---------- SUPPLIED DATA

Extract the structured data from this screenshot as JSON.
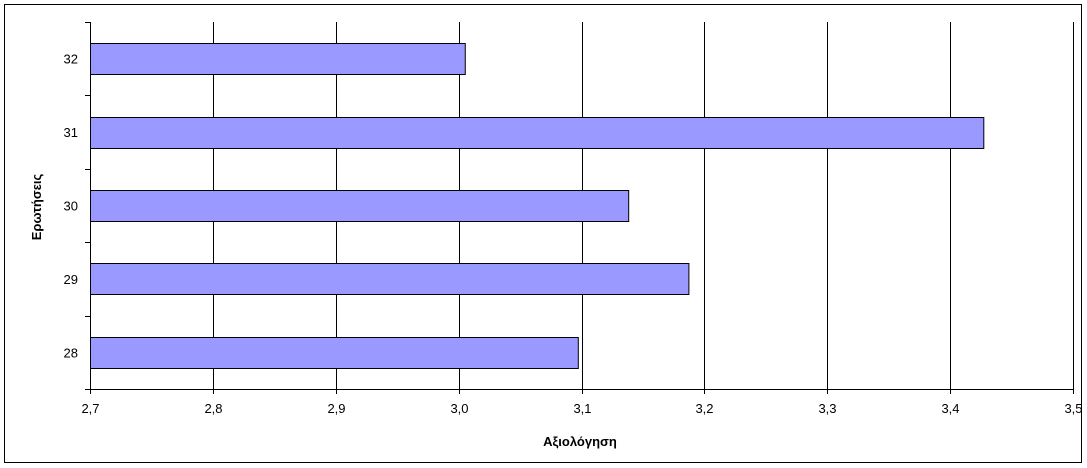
{
  "chart_data": {
    "type": "bar",
    "orientation": "horizontal",
    "categories": [
      "28",
      "29",
      "30",
      "31",
      "32"
    ],
    "values": [
      3.097,
      3.187,
      3.138,
      3.427,
      3.005
    ],
    "xlabel": "Αξιολόγηση",
    "ylabel": "Ερωτήσεις",
    "xlim": [
      2.7,
      3.5
    ],
    "x_ticks": [
      "2,7",
      "2,8",
      "2,9",
      "3,0",
      "3,1",
      "3,2",
      "3,3",
      "3,4",
      "3,5"
    ],
    "grid": "vertical",
    "colors": {
      "bar_fill": "#9999ff",
      "bar_stroke": "#000000",
      "grid": "#000000"
    }
  }
}
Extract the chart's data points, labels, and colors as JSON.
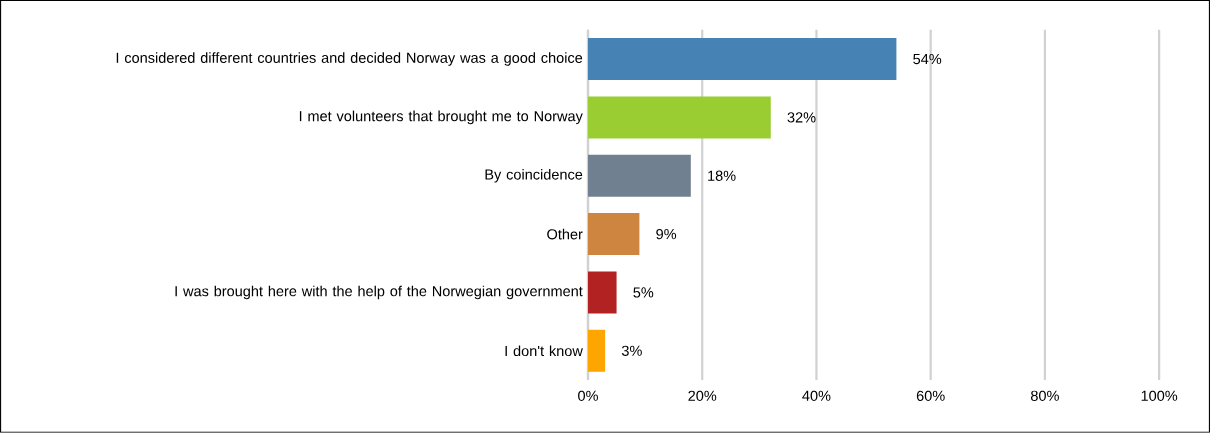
{
  "chart_data": {
    "type": "bar",
    "orientation": "horizontal",
    "categories": [
      "I considered different countries and decided Norway was a good choice",
      "I met volunteers that brought me to Norway",
      "By coincidence",
      "Other",
      "I was brought here with the help of the Norwegian government",
      "I don't know"
    ],
    "values": [
      54,
      32,
      18,
      9,
      5,
      3
    ],
    "value_labels": [
      "54%",
      "32%",
      "18%",
      "9%",
      "5%",
      "3%"
    ],
    "colors": [
      "#4682b4",
      "#9acd32",
      "#708090",
      "#cd853f",
      "#b22222",
      "#ffa500"
    ],
    "xlim": [
      0,
      100
    ],
    "xticks": [
      {
        "value": 0,
        "label": "0%"
      },
      {
        "value": 20,
        "label": "20%"
      },
      {
        "value": 40,
        "label": "40%"
      },
      {
        "value": 60,
        "label": "60%"
      },
      {
        "value": 80,
        "label": "80%"
      },
      {
        "value": 100,
        "label": "100%"
      }
    ],
    "grid": "x"
  }
}
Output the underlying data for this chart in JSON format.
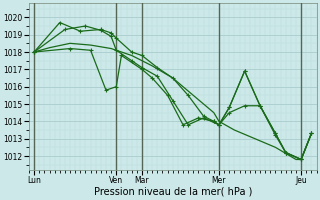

--------------------

STATED TASK: Without the pictures, repeat the listing above exactly.

SOLUTION TO THE PROBLEM:
Extract the structured data from this screenshot as JSON.
{
  "chart_data": {
    "type": "bar",
    "orientation": "horizontal",
    "categories": [
      "28",
      "29",
      "30",
      "31",
      "32"
    ],
    "values": [
      3.097,
      3.187,
      3.138,
      3.427,
      3.005
    ],
    "xlabel": "Αξιολόγηση",
    "ylabel": "Ερωτήσεις",
    "xlim": [
      2.7,
      3.5
    ],
    "x_ticks": [
      "2,7",
      "2,8",
      "2,9",
      "3,0",
      "3,1",
      "3,2",
      "3,3",
      "3,4",
      "3,5"
    ],
    "grid": "vertical",
    "colors": {
      "bar_fill": "#9999ff",
      "bar_stroke": "#000000",
      "grid": "#000000"
    }
  }
}
Extract the chart's data points, labels, and colors as JSON.
{
  "chart_data": {
    "type": "bar",
    "orientation": "horizontal",
    "categories": [
      "I considered different countries and decided Norway was a good choice",
      "I met volunteers that brought me to Norway",
      "By coincidence",
      "Other",
      "I was brought here with the help of the Norwegian government",
      "I don't know"
    ],
    "values": [
      54,
      32,
      18,
      9,
      5,
      3
    ],
    "value_labels": [
      "54%",
      "32%",
      "18%",
      "9%",
      "5%",
      "3%"
    ],
    "colors": [
      "#4682b4",
      "#9acd32",
      "#708090",
      "#cd853f",
      "#b22222",
      "#ffa500"
    ],
    "xlim": [
      0,
      100
    ],
    "xticks": [
      {
        "value": 0,
        "label": "0%"
      },
      {
        "value": 20,
        "label": "20%"
      },
      {
        "value": 40,
        "label": "40%"
      },
      {
        "value": 60,
        "label": "60%"
      },
      {
        "value": 80,
        "label": "80%"
      },
      {
        "value": 100,
        "label": "100%"
      }
    ],
    "grid": "x"
  }
}
Output the underlying data for this chart in JSON format.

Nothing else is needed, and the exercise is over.